Figure record extracts:

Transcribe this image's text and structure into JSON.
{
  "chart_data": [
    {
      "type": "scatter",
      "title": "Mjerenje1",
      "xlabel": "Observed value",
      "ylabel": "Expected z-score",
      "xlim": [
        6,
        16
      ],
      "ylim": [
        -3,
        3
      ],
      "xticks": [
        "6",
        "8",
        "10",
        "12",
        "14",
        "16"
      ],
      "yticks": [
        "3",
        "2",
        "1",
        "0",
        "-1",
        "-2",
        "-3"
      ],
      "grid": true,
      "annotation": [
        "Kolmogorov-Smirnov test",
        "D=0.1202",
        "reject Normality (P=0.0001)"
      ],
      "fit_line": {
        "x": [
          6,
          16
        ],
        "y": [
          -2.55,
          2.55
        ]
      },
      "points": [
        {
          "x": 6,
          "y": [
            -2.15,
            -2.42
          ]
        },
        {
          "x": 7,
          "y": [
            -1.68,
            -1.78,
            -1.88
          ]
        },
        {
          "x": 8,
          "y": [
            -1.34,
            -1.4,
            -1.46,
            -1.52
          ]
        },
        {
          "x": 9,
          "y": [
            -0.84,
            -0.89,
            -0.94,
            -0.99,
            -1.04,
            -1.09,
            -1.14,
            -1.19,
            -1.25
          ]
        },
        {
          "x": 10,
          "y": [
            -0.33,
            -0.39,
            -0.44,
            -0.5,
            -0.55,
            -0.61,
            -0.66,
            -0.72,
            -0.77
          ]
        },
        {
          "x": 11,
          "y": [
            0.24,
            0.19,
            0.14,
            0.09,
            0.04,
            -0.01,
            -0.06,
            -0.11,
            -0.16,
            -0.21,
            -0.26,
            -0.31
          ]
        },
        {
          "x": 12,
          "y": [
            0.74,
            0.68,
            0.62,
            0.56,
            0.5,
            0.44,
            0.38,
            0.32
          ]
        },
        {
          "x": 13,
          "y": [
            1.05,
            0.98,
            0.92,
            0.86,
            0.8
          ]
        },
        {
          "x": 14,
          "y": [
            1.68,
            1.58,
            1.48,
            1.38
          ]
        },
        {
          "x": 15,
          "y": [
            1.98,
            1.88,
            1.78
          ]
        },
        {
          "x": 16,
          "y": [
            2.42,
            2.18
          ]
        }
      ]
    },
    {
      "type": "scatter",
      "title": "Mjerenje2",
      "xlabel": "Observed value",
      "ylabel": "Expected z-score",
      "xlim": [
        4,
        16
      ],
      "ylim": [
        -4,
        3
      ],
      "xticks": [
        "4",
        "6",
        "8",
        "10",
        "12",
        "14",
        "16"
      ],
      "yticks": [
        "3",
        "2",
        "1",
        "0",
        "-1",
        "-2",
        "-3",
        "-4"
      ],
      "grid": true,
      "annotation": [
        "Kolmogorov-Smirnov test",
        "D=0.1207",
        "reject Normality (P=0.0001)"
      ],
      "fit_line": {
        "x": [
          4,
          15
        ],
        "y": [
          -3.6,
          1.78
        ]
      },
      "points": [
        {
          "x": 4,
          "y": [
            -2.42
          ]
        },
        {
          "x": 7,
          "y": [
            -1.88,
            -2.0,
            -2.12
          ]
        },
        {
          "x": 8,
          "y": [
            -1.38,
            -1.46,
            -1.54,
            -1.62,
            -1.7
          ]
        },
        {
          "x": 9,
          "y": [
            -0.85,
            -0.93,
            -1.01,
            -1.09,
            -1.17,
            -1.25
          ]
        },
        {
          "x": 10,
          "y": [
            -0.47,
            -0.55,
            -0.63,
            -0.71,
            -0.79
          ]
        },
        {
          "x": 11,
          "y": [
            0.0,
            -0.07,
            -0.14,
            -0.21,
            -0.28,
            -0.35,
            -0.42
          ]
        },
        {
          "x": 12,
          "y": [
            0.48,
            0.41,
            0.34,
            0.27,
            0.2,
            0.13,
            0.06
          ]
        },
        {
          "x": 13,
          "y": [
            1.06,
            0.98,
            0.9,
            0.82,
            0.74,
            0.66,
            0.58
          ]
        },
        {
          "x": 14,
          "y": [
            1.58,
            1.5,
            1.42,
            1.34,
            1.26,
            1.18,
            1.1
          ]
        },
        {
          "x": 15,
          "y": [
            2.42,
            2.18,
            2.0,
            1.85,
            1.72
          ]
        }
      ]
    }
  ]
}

• [Challenge] Output every record above exactly as it appears.

• [Output below]
Transcribe this image's text and structure into JSON.
{
  "chart_data": [
    {
      "type": "scatter",
      "title": "Mjerenje1",
      "xlabel": "Observed value",
      "ylabel": "Expected z-score",
      "xlim": [
        6,
        16
      ],
      "ylim": [
        -3,
        3
      ],
      "xticks": [
        "6",
        "8",
        "10",
        "12",
        "14",
        "16"
      ],
      "yticks": [
        "3",
        "2",
        "1",
        "0",
        "-1",
        "-2",
        "-3"
      ],
      "grid": true,
      "annotation": [
        "Kolmogorov-Smirnov test",
        "D=0.1202",
        "reject Normality (P=0.0001)"
      ],
      "fit_line": {
        "x": [
          6,
          16
        ],
        "y": [
          -2.55,
          2.55
        ]
      },
      "points": [
        {
          "x": 6,
          "y": [
            -2.15,
            -2.42
          ]
        },
        {
          "x": 7,
          "y": [
            -1.68,
            -1.78,
            -1.88
          ]
        },
        {
          "x": 8,
          "y": [
            -1.34,
            -1.4,
            -1.46,
            -1.52
          ]
        },
        {
          "x": 9,
          "y": [
            -0.84,
            -0.89,
            -0.94,
            -0.99,
            -1.04,
            -1.09,
            -1.14,
            -1.19,
            -1.25
          ]
        },
        {
          "x": 10,
          "y": [
            -0.33,
            -0.39,
            -0.44,
            -0.5,
            -0.55,
            -0.61,
            -0.66,
            -0.72,
            -0.77
          ]
        },
        {
          "x": 11,
          "y": [
            0.24,
            0.19,
            0.14,
            0.09,
            0.04,
            -0.01,
            -0.06,
            -0.11,
            -0.16,
            -0.21,
            -0.26,
            -0.31
          ]
        },
        {
          "x": 12,
          "y": [
            0.74,
            0.68,
            0.62,
            0.56,
            0.5,
            0.44,
            0.38,
            0.32
          ]
        },
        {
          "x": 13,
          "y": [
            1.05,
            0.98,
            0.92,
            0.86,
            0.8
          ]
        },
        {
          "x": 14,
          "y": [
            1.68,
            1.58,
            1.48,
            1.38
          ]
        },
        {
          "x": 15,
          "y": [
            1.98,
            1.88,
            1.78
          ]
        },
        {
          "x": 16,
          "y": [
            2.42,
            2.18
          ]
        }
      ]
    },
    {
      "type": "scatter",
      "title": "Mjerenje2",
      "xlabel": "Observed value",
      "ylabel": "Expected z-score",
      "xlim": [
        4,
        16
      ],
      "ylim": [
        -4,
        3
      ],
      "xticks": [
        "4",
        "6",
        "8",
        "10",
        "12",
        "14",
        "16"
      ],
      "yticks": [
        "3",
        "2",
        "1",
        "0",
        "-1",
        "-2",
        "-3",
        "-4"
      ],
      "grid": true,
      "annotation": [
        "Kolmogorov-Smirnov test",
        "D=0.1207",
        "reject Normality (P=0.0001)"
      ],
      "fit_line": {
        "x": [
          4,
          15
        ],
        "y": [
          -3.6,
          1.78
        ]
      },
      "points": [
        {
          "x": 4,
          "y": [
            -2.42
          ]
        },
        {
          "x": 7,
          "y": [
            -1.88,
            -2.0,
            -2.12
          ]
        },
        {
          "x": 8,
          "y": [
            -1.38,
            -1.46,
            -1.54,
            -1.62,
            -1.7
          ]
        },
        {
          "x": 9,
          "y": [
            -0.85,
            -0.93,
            -1.01,
            -1.09,
            -1.17,
            -1.25
          ]
        },
        {
          "x": 10,
          "y": [
            -0.47,
            -0.55,
            -0.63,
            -0.71,
            -0.79
          ]
        },
        {
          "x": 11,
          "y": [
            0.0,
            -0.07,
            -0.14,
            -0.21,
            -0.28,
            -0.35,
            -0.42
          ]
        },
        {
          "x": 12,
          "y": [
            0.48,
            0.41,
            0.34,
            0.27,
            0.2,
            0.13,
            0.06
          ]
        },
        {
          "x": 13,
          "y": [
            1.06,
            0.98,
            0.9,
            0.82,
            0.74,
            0.66,
            0.58
          ]
        },
        {
          "x": 14,
          "y": [
            1.58,
            1.5,
            1.42,
            1.34,
            1.26,
            1.18,
            1.1
          ]
        },
        {
          "x": 15,
          "y": [
            2.42,
            2.18,
            2.0,
            1.85,
            1.72
          ]
        }
      ]
    }
  ]
}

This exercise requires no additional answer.